## Recorded information
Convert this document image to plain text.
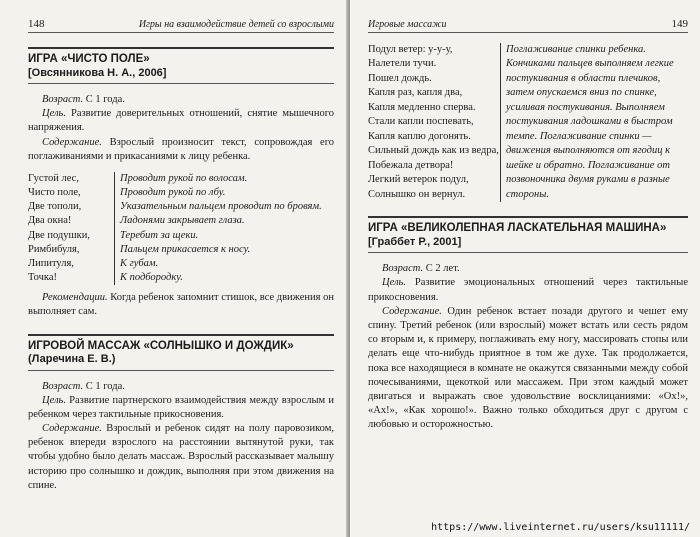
148	Игры на взаимодействие детей со взрослыми
ИГРА «ЧИСТО ПОЛЕ»
[Овсянникова Н. А., 2006]

Возраст. С 1 года.

Цель. Развитие доверительных отношений, снятие мышечного напряжения.

Содержание. Взрослый произносит текст, сопровождая его поглаживаниями и прикасаниями к лицу ребенка.

Густой лес,	Проводит рукой по волосам.
Чисто поле,	Проводит рукой по лбу.
Две тополи,	Указательным пальцем проводит по бровям.
Два окна!	Ладонями закрывает глаза.
Две подушки,	Теребит за щеки.
Римбибуля,	Пальцем прикасается к носу.
Липитуля,	К губам.
Точка!	К подбородку.

Рекомендации. Когда ребенок запомнит стишок, все движения он выполняет сам.

ИГРОВОЙ МАССАЖ «СОЛНЫШКО И ДОЖДИК»
(Ларечина Е. В.)

Возраст. С 1 года.

Цель. Развитие партнерского взаимодействия между взрослым и ребенком через тактильные прикосновения.

Содержание. Взрослый и ребенок сидят на полу паровозиком, ребенок впереди взрослого на расстоянии вытянутой руки, так чтобы удобно было делать массаж. Взрослый рассказывает малышу историю про солнышко и дождик, выполняя при этом движения на спине.

Игровые массажи	149
Подул ветер: у-у-у,
Налетели тучи.
Пошел дождь.
Капля раз, капля два,
Капля медленно сперва.
Стали капли поспевать,
Капля каплю догонять.
Сильный дождь как из ведра,
Побежала детвора!
Легкий ветерок подул,
Солнышко он вернул.
Поглаживание спинки ребенка. Кончиками пальцев выполняем легкие постукивания в области плечиков, затем опускаемся вниз по спинке, усиливая постукивания. Выполняем постукивания ладошками в быстром темпе. Поглаживание спинки — движения выполняются от ягодиц к шейке и обратно. Поглаживание от позвоночника двумя руками в разные стороны.
ИГРА «ВЕЛИКОЛЕПНАЯ ЛАСКАТЕЛЬНАЯ МАШИНА»
[Граббет Р., 2001]

Возраст. С 2 лет.

Цель. Развитие эмоциональных отношений через тактильные прикосновения.

Содержание. Один ребенок встает позади другого и чешет ему спину. Третий ребенок (или взрослый) может встать или сесть рядом со вторым и, к примеру, поглаживать ему ногу, массировать стопы или делать еще что-нибудь приятное в том же духе. Так продолжается, пока все находящиеся в комнате не окажутся связанными между собой почесываниями, щекоткой или массажем. При этом каждый может двигаться и выражать свое удовольствие восклицаниями: «Ох!», «Ах!», «Как хорошо!». Важно только обходиться друг с другом с любовью и осторожностью.

https://www.liveinternet.ru/users/ksu11111/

## Set exercise
Each entry must be retyped word for word, with every image omitted.

## Response to this exercise
Convert this document image to plain text.
148	Игры на взаимодействие детей со взрослыми
ИГРА «ЧИСТО ПОЛЕ»
[Овсянникова Н. А., 2006]

Возраст. С 1 года.

Цель. Развитие доверительных отношений, снятие мышечного напряжения.

Содержание. Взрослый произносит текст, сопровождая его поглаживаниями и прикасаниями к лицу ребенка.

Густой лес,	Проводит рукой по волосам.
Чисто поле,	Проводит рукой по лбу.
Две тополи,	Указательным пальцем проводит по бровям.
Два окна!	Ладонями закрывает глаза.
Две подушки,	Теребит за щеки.
Римбибуля,	Пальцем прикасается к носу.
Липитуля,	К губам.
Точка!	К подбородку.

Рекомендации. Когда ребенок запомнит стишок, все движения он выполняет сам.

ИГРОВОЙ МАССАЖ «СОЛНЫШКО И ДОЖДИК»
(Ларечина Е. В.)

Возраст. С 1 года.

Цель. Развитие партнерского взаимодействия между взрослым и ребенком через тактильные прикосновения.

Содержание. Взрослый и ребенок сидят на полу паровозиком, ребенок впереди взрослого на расстоянии вытянутой руки, так чтобы удобно было делать массаж. Взрослый рассказывает малышу историю про солнышко и дождик, выполняя при этом движения на спине.

Игровые массажи	149
Подул ветер: у-у-у,
Налетели тучи.
Пошел дождь.
Капля раз, капля два,
Капля медленно сперва.
Стали капли поспевать,
Капля каплю догонять.
Сильный дождь как из ведра,
Побежала детвора!
Легкий ветерок подул,
Солнышко он вернул.
Поглаживание спинки ребенка. Кончиками пальцев выполняем легкие постукивания в области плечиков, затем опускаемся вниз по спинке, усиливая постукивания. Выполняем постукивания ладошками в быстром темпе. Поглаживание спинки — движения выполняются от ягодиц к шейке и обратно. Поглаживание от позвоночника двумя руками в разные стороны.
ИГРА «ВЕЛИКОЛЕПНАЯ ЛАСКАТЕЛЬНАЯ МАШИНА»
[Граббет Р., 2001]

Возраст. С 2 лет.

Цель. Развитие эмоциональных отношений через тактильные прикосновения.

Содержание. Один ребенок встает позади другого и чешет ему спину. Третий ребенок (или взрослый) может встать или сесть рядом со вторым и, к примеру, поглаживать ему ногу, массировать стопы или делать еще что-нибудь приятное в том же духе. Так продолжается, пока все находящиеся в комнате не окажутся связанными между собой почесываниями, щекоткой или массажем. При этом каждый может двигаться и выражать свое удовольствие восклицаниями: «Ох!», «Ах!», «Как хорошо!». Важно только обходиться друг с другом с любовью и осторожностью.

https://www.liveinternet.ru/users/ksu11111/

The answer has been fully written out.